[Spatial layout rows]
===============
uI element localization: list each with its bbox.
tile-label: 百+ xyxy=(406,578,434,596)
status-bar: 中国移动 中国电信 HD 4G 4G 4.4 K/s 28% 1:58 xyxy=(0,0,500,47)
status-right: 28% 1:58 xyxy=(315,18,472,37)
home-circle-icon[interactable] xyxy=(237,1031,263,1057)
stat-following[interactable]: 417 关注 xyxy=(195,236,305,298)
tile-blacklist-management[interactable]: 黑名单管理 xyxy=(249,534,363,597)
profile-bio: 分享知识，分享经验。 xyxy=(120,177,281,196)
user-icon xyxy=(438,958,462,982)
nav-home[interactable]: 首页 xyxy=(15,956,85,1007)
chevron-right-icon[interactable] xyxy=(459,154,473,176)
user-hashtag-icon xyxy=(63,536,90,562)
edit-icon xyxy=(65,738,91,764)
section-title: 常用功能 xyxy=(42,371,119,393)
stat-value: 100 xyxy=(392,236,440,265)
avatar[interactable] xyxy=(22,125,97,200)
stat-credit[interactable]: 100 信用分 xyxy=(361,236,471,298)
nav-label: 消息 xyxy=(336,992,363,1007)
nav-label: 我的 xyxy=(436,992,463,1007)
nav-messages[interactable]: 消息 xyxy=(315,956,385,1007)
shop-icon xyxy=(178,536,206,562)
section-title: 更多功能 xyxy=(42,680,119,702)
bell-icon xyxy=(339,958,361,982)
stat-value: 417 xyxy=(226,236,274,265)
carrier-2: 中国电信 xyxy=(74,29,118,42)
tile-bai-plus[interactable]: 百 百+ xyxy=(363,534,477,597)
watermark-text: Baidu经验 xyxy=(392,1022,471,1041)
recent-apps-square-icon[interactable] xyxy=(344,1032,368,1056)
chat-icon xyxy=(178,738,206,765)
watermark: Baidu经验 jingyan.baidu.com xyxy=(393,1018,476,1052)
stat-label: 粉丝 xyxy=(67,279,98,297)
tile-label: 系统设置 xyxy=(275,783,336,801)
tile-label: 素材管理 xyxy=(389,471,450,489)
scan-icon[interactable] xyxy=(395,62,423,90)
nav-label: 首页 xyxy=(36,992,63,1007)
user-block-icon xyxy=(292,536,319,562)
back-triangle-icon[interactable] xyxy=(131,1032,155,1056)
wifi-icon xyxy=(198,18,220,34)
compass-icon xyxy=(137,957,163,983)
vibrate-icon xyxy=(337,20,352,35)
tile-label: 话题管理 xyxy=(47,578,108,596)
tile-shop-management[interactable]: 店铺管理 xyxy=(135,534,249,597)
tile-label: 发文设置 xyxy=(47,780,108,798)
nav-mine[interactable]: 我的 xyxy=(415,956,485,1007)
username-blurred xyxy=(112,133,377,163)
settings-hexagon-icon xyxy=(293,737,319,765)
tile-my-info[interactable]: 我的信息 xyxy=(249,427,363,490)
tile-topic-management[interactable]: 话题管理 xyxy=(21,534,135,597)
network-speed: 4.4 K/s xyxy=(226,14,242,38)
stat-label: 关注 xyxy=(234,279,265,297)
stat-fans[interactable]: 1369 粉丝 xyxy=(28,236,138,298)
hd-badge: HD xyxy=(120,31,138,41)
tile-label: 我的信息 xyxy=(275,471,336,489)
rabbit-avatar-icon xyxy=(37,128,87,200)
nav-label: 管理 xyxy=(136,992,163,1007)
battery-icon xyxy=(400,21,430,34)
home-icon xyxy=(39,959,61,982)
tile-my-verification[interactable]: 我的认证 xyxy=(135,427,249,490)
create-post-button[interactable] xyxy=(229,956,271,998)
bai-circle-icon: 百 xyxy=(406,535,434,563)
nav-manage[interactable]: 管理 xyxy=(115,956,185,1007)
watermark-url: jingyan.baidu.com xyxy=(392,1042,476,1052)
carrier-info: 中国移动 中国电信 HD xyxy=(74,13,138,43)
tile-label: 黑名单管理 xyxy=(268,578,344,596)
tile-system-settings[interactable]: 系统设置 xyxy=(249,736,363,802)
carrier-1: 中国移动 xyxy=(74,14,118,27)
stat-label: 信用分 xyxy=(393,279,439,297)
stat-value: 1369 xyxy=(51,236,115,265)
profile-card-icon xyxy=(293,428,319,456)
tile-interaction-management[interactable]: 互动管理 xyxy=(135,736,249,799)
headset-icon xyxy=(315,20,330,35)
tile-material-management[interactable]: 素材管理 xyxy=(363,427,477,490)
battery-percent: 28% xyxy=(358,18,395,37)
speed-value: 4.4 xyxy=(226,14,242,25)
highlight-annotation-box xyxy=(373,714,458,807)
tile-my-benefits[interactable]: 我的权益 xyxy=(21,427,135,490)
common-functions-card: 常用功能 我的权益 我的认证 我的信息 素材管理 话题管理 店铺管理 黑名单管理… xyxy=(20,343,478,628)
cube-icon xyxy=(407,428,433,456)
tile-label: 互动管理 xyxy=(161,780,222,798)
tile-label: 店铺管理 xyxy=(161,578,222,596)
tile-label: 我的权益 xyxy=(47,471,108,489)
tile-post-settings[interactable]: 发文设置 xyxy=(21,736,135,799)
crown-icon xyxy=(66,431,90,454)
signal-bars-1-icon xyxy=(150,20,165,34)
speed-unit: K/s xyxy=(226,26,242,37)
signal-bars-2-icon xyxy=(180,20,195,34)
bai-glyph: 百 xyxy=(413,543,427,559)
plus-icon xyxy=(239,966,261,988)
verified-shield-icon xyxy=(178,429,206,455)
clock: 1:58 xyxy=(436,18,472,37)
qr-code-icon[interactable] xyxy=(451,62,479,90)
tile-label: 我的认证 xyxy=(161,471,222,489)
===============
### [WHAT TO WORK ON]
Please rewrite the rows from the start through the line containing "wifi-icon xyxy=(198,18,220,34)", replacing every "tile-label" with "tile-caption" and keeping everything else unchanged.

### [SOLUTION]
uI element localization: list each with its bbox.
tile-caption: 百+ xyxy=(406,578,434,596)
status-bar: 中国移动 中国电信 HD 4G 4G 4.4 K/s 28% 1:58 xyxy=(0,0,500,47)
status-right: 28% 1:58 xyxy=(315,18,472,37)
home-circle-icon[interactable] xyxy=(237,1031,263,1057)
stat-following[interactable]: 417 关注 xyxy=(195,236,305,298)
tile-blacklist-management[interactable]: 黑名单管理 xyxy=(249,534,363,597)
profile-bio: 分享知识，分享经验。 xyxy=(120,177,281,196)
user-icon xyxy=(438,958,462,982)
nav-home[interactable]: 首页 xyxy=(15,956,85,1007)
chevron-right-icon[interactable] xyxy=(459,154,473,176)
user-hashtag-icon xyxy=(63,536,90,562)
edit-icon xyxy=(65,738,91,764)
section-title: 常用功能 xyxy=(42,371,119,393)
stat-value: 100 xyxy=(392,236,440,265)
avatar[interactable] xyxy=(22,125,97,200)
stat-credit[interactable]: 100 信用分 xyxy=(361,236,471,298)
nav-label: 消息 xyxy=(336,992,363,1007)
nav-label: 我的 xyxy=(436,992,463,1007)
nav-messages[interactable]: 消息 xyxy=(315,956,385,1007)
shop-icon xyxy=(178,536,206,562)
section-title: 更多功能 xyxy=(42,680,119,702)
bell-icon xyxy=(339,958,361,982)
stat-value: 417 xyxy=(226,236,274,265)
carrier-2: 中国电信 xyxy=(74,29,118,42)
tile-bai-plus[interactable]: 百 百+ xyxy=(363,534,477,597)
watermark-text: Baidu经验 xyxy=(392,1022,471,1041)
recent-apps-square-icon[interactable] xyxy=(344,1032,368,1056)
chat-icon xyxy=(178,738,206,765)
watermark: Baidu经验 jingyan.baidu.com xyxy=(393,1018,476,1052)
stat-label: 粉丝 xyxy=(67,279,98,297)
tile-caption: 系统设置 xyxy=(275,783,336,801)
tile-caption: 素材管理 xyxy=(389,471,450,489)
scan-icon[interactable] xyxy=(395,62,423,90)
nav-label: 首页 xyxy=(36,992,63,1007)
user-block-icon xyxy=(292,536,319,562)
back-triangle-icon[interactable] xyxy=(131,1032,155,1056)
wifi-icon xyxy=(198,18,220,34)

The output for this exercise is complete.